*Record list:*

>>>

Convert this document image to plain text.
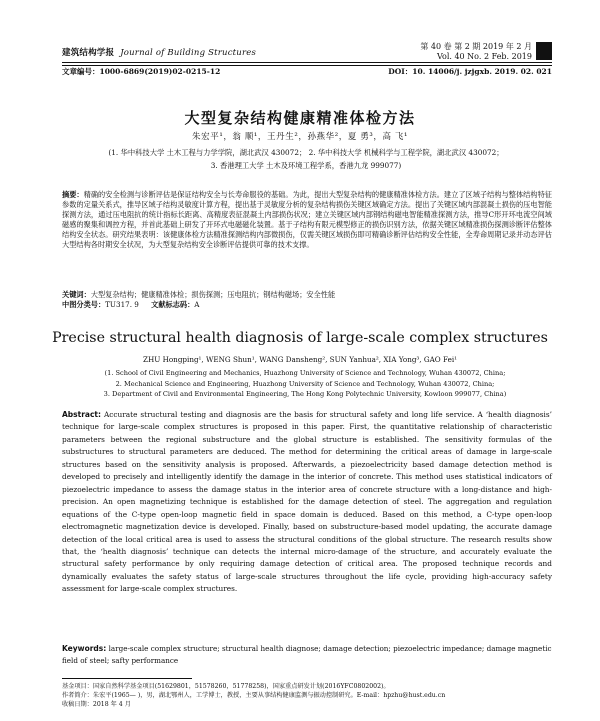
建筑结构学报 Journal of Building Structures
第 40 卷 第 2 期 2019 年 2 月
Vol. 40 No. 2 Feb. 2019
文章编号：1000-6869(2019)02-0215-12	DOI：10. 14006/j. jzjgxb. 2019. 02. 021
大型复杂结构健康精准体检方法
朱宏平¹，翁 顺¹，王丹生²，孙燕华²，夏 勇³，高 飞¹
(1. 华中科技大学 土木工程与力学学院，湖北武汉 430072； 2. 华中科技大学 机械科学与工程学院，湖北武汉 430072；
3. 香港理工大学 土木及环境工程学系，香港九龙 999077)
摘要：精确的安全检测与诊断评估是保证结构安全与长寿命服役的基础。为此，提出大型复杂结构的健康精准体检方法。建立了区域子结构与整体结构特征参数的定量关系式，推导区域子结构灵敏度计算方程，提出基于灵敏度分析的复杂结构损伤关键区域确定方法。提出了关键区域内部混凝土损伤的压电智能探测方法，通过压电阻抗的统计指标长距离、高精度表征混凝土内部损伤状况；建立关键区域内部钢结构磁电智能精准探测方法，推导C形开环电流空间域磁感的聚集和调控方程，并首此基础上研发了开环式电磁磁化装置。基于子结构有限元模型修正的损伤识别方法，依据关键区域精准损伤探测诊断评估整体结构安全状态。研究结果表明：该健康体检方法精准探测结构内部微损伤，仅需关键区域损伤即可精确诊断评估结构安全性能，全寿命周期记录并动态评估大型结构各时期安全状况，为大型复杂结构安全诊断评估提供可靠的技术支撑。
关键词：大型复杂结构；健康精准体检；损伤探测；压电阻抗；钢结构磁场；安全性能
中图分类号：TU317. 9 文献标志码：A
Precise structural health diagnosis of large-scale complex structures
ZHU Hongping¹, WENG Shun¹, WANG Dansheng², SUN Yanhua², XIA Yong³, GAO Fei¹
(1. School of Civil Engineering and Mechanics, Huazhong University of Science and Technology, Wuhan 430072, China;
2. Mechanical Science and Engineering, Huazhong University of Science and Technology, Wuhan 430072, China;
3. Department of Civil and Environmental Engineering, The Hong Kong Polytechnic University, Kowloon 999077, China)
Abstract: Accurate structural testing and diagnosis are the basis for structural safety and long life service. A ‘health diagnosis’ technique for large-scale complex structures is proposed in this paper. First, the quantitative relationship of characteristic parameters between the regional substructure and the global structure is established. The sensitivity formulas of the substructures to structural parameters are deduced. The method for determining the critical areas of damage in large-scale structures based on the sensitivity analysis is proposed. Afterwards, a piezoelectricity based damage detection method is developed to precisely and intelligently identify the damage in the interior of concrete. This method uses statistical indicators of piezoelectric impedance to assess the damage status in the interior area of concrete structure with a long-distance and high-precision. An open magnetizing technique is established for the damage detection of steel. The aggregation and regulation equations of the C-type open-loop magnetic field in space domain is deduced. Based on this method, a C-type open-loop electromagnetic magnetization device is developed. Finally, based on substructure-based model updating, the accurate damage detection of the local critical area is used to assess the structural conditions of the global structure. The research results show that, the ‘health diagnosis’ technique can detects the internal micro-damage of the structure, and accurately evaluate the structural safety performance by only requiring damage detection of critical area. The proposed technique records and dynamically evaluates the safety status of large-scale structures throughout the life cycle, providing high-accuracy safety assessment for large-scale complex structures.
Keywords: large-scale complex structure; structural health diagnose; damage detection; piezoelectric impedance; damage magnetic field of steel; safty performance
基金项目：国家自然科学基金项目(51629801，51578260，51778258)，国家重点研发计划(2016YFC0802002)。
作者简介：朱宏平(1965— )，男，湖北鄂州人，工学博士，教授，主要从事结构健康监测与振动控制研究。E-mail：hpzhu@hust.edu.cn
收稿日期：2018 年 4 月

<<<
>>>

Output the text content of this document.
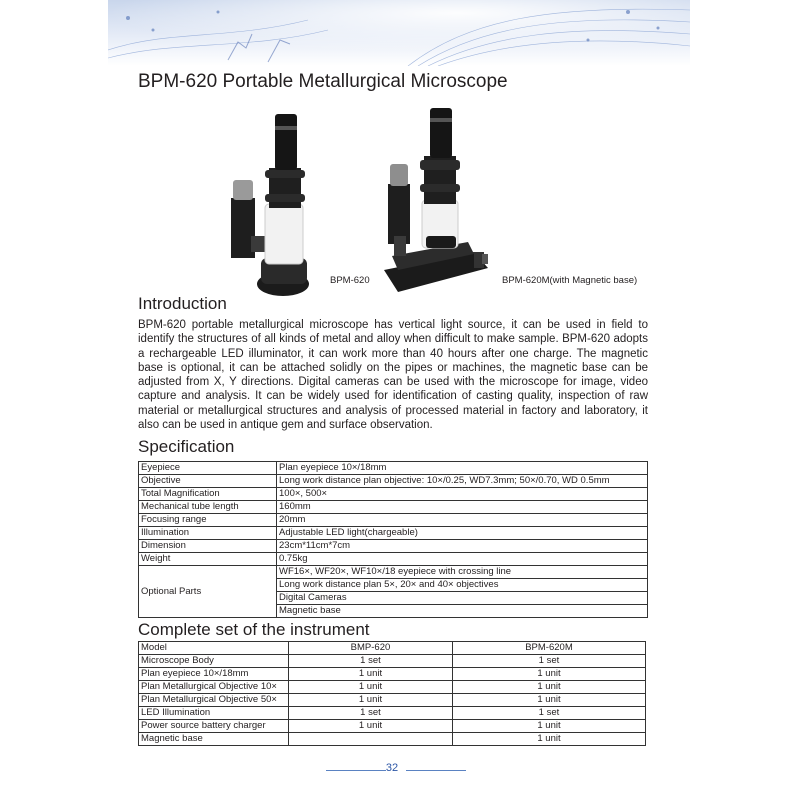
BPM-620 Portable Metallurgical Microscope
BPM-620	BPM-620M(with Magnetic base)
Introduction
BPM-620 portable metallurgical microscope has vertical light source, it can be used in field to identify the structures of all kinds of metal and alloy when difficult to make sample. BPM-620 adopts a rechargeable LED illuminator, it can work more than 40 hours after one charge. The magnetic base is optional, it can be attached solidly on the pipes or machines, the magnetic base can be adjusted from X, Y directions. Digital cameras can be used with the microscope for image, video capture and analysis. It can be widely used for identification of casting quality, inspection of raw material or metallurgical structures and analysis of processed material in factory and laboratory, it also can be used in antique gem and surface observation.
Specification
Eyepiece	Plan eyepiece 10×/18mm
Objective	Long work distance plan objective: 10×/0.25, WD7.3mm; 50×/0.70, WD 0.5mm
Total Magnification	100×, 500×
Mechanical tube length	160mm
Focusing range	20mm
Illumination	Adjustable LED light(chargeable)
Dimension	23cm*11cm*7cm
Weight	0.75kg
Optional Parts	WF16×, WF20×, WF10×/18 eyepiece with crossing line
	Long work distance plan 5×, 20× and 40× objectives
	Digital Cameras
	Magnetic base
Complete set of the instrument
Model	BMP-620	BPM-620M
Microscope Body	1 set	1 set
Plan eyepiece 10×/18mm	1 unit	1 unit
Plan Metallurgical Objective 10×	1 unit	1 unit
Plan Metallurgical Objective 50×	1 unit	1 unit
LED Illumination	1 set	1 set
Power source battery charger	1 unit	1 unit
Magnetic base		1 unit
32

<<<

Look for the word "Wuhan" and return every line where it occurs.

(1. School of Civil Engineering and Mechanics, Huazhong University of Science and Technology, Wuhan 430072, China;
2. Mechanical Science and Engineering, Huazhong University of Science and Technology, Wuhan 430072, China;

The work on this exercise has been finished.